Collected data:
------------------------------

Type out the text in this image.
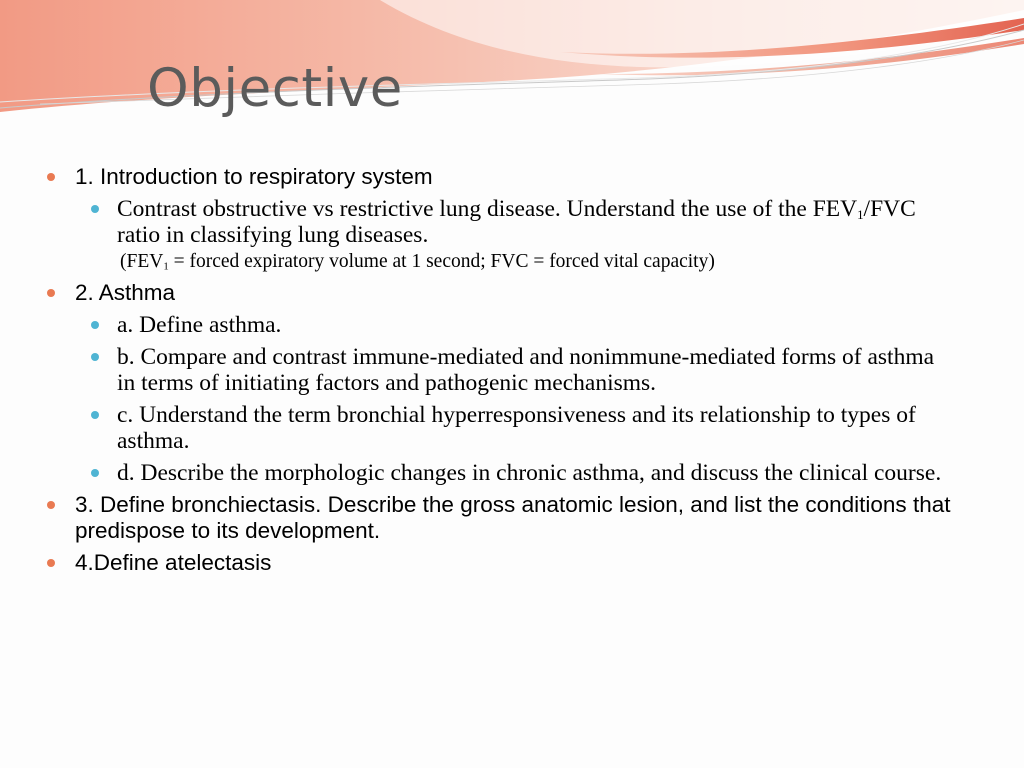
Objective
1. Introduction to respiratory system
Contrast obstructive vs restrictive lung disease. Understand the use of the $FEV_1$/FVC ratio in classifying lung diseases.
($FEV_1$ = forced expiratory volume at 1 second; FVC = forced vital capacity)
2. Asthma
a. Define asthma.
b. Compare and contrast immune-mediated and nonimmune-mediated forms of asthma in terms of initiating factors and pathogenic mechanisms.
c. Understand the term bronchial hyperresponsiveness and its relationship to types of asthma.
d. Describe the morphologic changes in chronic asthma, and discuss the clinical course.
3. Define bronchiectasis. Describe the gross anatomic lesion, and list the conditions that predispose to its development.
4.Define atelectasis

------------------------------

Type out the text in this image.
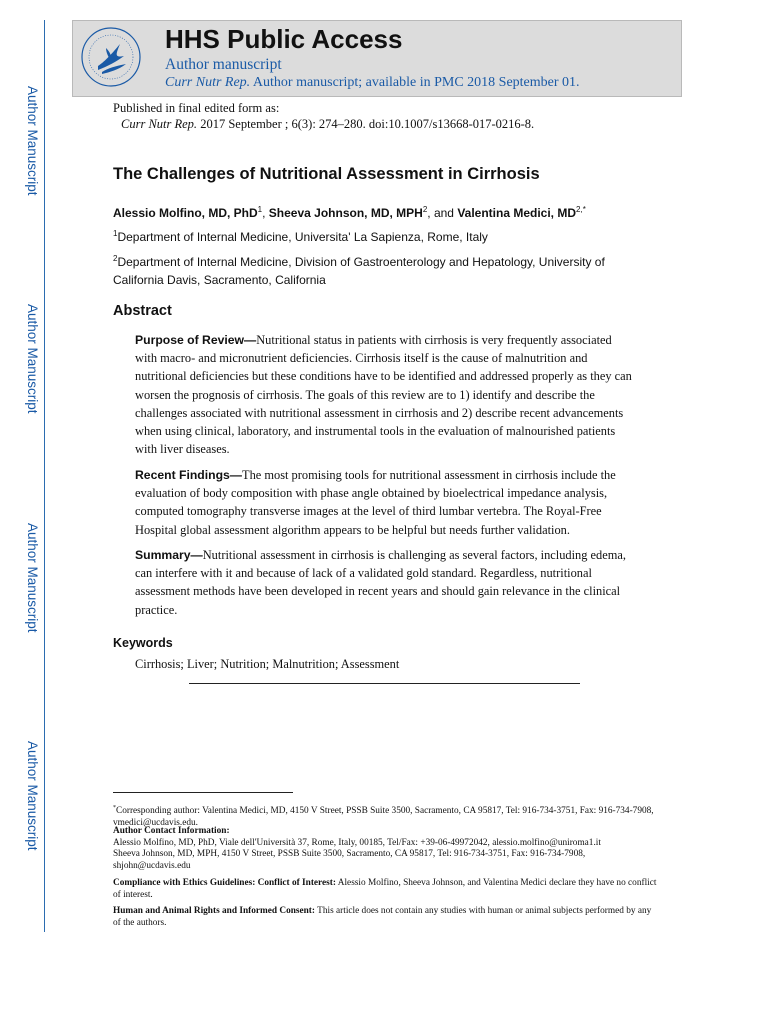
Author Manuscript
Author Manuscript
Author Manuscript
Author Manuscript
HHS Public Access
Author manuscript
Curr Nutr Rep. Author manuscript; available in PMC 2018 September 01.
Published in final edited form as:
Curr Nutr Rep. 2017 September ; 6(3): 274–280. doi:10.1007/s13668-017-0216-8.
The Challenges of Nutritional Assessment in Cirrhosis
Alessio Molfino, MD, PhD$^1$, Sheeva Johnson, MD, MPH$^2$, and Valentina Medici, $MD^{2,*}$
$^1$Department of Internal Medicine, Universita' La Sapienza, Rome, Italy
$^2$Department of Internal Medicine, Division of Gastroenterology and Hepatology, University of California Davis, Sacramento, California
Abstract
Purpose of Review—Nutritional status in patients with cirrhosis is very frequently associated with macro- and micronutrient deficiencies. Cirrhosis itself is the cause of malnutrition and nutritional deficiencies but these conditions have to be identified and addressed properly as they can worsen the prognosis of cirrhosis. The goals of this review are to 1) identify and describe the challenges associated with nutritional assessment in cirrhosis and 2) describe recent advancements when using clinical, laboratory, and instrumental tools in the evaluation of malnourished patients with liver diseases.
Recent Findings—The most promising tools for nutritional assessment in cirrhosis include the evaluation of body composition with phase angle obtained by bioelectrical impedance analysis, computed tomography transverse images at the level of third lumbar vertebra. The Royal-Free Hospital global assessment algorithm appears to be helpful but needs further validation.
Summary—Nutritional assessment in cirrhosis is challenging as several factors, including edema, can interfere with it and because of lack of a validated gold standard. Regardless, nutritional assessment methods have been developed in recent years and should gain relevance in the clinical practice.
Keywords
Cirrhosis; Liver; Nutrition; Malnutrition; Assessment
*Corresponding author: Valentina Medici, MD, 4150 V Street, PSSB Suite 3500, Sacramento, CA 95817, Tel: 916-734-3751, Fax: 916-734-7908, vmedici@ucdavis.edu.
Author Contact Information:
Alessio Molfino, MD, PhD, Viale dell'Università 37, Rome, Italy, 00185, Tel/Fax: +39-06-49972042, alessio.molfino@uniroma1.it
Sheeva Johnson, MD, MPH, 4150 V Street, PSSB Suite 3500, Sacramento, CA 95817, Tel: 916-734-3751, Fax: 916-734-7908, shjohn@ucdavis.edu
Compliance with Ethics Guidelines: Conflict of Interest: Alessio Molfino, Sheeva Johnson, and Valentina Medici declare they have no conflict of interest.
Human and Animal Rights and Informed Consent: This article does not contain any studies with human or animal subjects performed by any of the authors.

------------------------------

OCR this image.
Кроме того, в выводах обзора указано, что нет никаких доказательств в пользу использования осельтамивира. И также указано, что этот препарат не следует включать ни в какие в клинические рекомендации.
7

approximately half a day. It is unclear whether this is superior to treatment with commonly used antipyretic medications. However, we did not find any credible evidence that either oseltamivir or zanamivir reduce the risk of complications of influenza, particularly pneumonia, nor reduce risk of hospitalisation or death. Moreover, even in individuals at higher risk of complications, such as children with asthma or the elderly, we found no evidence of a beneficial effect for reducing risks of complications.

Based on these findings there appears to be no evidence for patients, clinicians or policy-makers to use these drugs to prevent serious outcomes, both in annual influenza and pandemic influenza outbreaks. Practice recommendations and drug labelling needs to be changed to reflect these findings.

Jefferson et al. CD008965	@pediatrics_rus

------------------------------

Problem description: Looking at the records above, state the number of lines where the word "these" occurs, and write nothing beyond it.

Written response: 2